* Required work: Show every line containing "pages" by copying it.

[start of Provided records]

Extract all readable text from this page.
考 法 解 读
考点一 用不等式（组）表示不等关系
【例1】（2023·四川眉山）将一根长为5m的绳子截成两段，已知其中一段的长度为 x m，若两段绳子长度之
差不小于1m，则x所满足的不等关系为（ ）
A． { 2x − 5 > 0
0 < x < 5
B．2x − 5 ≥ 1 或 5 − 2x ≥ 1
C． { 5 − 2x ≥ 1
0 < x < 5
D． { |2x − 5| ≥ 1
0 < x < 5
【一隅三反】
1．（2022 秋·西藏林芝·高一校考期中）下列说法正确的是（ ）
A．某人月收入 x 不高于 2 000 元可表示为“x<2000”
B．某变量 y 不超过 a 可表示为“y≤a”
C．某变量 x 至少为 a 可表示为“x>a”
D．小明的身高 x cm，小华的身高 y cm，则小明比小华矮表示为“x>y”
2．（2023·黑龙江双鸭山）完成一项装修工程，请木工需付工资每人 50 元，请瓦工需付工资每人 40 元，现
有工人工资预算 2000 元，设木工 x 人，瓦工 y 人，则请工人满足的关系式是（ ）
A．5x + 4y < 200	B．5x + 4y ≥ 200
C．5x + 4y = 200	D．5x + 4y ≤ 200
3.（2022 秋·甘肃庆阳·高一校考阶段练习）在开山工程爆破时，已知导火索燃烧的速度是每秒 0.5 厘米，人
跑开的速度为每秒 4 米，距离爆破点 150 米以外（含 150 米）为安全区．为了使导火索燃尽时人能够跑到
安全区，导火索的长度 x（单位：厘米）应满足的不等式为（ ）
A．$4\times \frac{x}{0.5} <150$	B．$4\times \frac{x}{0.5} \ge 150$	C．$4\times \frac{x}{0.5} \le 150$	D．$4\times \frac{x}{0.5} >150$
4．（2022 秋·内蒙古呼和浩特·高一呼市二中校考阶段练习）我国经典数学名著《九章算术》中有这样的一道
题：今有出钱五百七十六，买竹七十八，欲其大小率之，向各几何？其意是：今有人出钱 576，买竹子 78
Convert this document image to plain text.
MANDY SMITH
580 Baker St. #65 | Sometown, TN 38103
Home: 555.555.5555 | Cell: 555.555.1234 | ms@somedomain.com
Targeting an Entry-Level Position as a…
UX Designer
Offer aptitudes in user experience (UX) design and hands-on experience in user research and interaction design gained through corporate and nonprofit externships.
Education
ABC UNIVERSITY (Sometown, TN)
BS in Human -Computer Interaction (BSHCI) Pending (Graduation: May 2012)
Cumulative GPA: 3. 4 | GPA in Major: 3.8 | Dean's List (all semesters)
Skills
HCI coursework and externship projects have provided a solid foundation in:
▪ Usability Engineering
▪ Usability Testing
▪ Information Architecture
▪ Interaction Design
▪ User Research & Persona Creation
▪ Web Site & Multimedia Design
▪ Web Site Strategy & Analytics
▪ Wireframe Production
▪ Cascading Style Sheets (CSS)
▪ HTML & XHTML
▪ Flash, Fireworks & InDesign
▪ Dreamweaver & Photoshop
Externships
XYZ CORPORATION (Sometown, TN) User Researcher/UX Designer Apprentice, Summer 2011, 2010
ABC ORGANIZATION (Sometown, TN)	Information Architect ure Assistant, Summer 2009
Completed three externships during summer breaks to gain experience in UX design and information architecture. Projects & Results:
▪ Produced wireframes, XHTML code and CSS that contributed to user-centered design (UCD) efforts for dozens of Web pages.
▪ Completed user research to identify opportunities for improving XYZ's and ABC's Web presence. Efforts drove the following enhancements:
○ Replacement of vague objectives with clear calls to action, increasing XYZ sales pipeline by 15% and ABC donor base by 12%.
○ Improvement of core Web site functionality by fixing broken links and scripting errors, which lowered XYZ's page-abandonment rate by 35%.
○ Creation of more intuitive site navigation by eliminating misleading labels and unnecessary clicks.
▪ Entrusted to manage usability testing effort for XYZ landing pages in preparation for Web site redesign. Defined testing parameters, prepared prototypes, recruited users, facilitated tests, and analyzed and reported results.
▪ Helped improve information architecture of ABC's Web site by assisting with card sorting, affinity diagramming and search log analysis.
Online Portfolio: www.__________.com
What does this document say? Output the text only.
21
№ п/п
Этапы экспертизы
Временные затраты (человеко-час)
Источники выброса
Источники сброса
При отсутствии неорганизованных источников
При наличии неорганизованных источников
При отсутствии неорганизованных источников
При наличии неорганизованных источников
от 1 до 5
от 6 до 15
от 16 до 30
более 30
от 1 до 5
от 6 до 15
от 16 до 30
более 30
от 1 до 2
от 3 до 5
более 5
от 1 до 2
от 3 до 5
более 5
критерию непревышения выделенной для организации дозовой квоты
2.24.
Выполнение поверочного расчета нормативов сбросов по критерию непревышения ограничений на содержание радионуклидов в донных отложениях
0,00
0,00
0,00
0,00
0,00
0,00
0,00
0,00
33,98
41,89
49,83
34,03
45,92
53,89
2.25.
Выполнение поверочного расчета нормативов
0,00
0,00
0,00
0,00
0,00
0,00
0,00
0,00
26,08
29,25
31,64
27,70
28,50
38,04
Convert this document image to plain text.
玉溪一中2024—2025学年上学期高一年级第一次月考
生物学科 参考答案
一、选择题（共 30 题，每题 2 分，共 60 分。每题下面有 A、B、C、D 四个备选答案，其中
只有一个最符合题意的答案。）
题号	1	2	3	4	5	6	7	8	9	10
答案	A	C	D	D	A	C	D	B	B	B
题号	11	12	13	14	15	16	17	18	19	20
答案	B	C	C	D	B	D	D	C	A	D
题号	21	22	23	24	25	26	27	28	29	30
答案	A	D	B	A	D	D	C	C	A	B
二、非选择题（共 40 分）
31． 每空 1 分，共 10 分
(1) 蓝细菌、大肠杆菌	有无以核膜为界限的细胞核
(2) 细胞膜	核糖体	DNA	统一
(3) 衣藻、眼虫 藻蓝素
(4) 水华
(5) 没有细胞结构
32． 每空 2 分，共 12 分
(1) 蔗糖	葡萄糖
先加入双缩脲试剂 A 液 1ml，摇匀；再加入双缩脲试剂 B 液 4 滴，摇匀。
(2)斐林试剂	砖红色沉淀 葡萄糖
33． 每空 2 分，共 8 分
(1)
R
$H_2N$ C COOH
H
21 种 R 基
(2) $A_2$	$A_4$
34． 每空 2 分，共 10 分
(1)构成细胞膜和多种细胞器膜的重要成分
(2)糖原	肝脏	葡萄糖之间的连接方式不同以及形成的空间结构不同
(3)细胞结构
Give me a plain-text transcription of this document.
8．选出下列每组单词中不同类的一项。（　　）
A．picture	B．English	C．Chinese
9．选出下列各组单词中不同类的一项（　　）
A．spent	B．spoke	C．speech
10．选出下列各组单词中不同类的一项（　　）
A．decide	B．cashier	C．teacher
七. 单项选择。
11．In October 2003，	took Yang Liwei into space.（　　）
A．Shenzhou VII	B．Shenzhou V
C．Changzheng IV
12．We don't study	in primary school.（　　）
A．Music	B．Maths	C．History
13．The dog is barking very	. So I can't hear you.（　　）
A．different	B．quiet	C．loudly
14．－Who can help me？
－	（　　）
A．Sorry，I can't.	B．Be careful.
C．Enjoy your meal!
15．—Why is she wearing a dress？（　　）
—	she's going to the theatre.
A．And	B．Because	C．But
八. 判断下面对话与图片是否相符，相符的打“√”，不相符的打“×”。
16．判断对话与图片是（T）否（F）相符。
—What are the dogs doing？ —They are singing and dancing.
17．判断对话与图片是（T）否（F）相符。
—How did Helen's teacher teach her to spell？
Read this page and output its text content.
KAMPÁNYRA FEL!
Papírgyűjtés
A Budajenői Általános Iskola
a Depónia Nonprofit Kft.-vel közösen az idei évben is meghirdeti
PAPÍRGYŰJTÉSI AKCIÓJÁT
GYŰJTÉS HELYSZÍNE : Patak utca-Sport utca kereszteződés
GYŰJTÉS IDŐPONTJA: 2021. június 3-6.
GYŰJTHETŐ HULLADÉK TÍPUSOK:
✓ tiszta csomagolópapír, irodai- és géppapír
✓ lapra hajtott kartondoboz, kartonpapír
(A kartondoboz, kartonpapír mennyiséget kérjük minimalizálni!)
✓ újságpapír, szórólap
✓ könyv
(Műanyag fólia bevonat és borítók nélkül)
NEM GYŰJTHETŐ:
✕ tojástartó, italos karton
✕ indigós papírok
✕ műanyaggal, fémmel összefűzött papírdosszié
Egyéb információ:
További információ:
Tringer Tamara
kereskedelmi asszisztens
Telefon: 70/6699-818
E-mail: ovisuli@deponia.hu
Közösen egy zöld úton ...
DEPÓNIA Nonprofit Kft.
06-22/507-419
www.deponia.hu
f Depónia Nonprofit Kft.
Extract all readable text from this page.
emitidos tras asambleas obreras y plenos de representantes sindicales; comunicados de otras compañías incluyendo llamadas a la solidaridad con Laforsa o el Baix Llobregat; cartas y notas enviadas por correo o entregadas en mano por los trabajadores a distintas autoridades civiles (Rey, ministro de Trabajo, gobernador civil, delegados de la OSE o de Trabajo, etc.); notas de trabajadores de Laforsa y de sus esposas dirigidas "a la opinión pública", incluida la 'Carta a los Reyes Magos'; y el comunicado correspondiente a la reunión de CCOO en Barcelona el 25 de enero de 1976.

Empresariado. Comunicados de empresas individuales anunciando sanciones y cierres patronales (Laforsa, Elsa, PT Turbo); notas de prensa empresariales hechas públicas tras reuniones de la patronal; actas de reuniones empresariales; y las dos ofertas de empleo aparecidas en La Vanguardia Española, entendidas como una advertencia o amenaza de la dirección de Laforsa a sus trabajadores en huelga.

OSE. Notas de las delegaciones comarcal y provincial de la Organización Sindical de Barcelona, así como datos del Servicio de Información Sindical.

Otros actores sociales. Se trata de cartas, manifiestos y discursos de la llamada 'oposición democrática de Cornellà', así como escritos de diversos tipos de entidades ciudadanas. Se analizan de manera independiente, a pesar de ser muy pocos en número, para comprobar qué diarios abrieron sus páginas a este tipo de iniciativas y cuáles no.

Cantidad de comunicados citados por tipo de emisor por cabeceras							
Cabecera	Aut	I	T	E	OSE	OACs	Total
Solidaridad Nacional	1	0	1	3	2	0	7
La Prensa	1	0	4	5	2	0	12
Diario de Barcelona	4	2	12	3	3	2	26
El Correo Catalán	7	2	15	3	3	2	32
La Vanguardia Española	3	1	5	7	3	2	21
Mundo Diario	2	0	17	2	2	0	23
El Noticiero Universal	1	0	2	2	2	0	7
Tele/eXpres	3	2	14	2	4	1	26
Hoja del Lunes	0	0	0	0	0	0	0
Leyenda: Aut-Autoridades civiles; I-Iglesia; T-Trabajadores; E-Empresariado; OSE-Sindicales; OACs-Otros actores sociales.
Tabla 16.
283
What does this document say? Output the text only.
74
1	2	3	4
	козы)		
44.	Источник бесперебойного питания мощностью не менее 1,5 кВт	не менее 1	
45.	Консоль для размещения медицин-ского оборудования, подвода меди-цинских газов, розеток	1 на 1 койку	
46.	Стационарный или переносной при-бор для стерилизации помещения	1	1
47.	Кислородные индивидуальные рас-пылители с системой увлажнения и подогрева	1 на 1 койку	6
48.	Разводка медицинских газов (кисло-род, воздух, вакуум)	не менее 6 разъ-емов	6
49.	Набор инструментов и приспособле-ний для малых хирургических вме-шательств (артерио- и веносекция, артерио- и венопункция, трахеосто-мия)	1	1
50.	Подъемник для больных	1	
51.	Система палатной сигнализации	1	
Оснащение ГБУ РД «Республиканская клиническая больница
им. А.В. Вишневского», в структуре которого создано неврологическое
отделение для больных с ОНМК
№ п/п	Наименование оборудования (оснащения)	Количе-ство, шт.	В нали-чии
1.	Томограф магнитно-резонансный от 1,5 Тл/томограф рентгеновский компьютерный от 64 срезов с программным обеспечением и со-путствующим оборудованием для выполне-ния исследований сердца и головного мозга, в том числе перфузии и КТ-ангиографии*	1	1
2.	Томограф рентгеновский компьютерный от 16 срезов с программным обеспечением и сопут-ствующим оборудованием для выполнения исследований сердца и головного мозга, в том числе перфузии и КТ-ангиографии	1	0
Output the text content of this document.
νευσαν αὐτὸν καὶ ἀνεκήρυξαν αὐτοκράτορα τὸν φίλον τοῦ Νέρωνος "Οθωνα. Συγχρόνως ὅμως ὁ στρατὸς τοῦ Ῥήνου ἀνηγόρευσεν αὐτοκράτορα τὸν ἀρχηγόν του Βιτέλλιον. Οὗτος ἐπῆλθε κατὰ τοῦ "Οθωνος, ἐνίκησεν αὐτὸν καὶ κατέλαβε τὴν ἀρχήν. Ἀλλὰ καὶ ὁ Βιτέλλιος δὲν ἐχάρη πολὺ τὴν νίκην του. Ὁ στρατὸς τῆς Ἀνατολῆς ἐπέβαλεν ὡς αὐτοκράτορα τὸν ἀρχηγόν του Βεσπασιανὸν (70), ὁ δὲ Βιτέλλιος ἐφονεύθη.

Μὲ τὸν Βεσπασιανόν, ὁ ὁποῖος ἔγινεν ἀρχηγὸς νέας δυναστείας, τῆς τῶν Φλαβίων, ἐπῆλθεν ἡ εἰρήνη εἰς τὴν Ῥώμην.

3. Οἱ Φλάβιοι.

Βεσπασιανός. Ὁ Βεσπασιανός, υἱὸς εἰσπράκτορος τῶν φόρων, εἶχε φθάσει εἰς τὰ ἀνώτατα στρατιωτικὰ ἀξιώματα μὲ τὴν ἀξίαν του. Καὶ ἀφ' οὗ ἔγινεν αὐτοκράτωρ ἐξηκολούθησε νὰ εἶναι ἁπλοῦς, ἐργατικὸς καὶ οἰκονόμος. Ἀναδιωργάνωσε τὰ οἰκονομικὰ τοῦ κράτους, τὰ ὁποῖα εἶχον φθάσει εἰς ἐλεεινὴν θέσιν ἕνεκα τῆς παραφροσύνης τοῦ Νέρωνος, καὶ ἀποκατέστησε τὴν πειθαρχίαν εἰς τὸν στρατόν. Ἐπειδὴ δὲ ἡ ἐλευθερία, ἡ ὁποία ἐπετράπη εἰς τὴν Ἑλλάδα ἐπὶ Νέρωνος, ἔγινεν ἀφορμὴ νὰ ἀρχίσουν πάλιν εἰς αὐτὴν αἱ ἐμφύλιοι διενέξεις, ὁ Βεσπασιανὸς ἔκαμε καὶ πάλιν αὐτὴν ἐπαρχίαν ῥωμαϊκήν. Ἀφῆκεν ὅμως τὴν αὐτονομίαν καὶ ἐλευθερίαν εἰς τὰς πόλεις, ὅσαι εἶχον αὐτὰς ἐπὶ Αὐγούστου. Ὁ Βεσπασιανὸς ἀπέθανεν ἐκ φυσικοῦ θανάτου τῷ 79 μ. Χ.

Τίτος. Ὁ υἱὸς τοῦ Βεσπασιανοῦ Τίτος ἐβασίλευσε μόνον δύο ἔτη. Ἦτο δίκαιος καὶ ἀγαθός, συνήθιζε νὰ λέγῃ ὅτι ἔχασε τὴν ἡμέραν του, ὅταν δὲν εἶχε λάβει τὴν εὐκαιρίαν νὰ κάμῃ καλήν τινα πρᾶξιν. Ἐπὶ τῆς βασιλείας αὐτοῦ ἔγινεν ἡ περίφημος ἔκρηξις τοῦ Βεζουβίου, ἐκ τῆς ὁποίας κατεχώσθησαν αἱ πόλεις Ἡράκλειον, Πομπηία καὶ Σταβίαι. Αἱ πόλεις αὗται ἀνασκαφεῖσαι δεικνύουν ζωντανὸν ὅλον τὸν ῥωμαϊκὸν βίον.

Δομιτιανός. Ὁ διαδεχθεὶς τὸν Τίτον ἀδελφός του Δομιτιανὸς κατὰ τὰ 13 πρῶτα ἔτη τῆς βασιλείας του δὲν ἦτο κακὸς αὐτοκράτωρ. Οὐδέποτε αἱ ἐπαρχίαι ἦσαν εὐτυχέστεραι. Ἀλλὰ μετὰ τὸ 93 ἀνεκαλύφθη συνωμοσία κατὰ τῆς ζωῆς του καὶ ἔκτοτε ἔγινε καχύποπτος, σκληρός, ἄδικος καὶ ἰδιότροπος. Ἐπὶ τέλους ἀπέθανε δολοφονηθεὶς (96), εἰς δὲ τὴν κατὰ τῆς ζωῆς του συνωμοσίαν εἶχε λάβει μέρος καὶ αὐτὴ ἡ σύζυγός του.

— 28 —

[end of Provided records]

* Response below:
▪ Produced wireframes, XHTML code and CSS that contributed to user-centered design (UCD) efforts for dozens of Web pages.
▪ Entrusted to manage usability testing effort for XYZ landing pages in preparation for Web site redesign. Defined testing parameters, prepared prototypes, recruited users, facilitated tests, and analyzed and reported results.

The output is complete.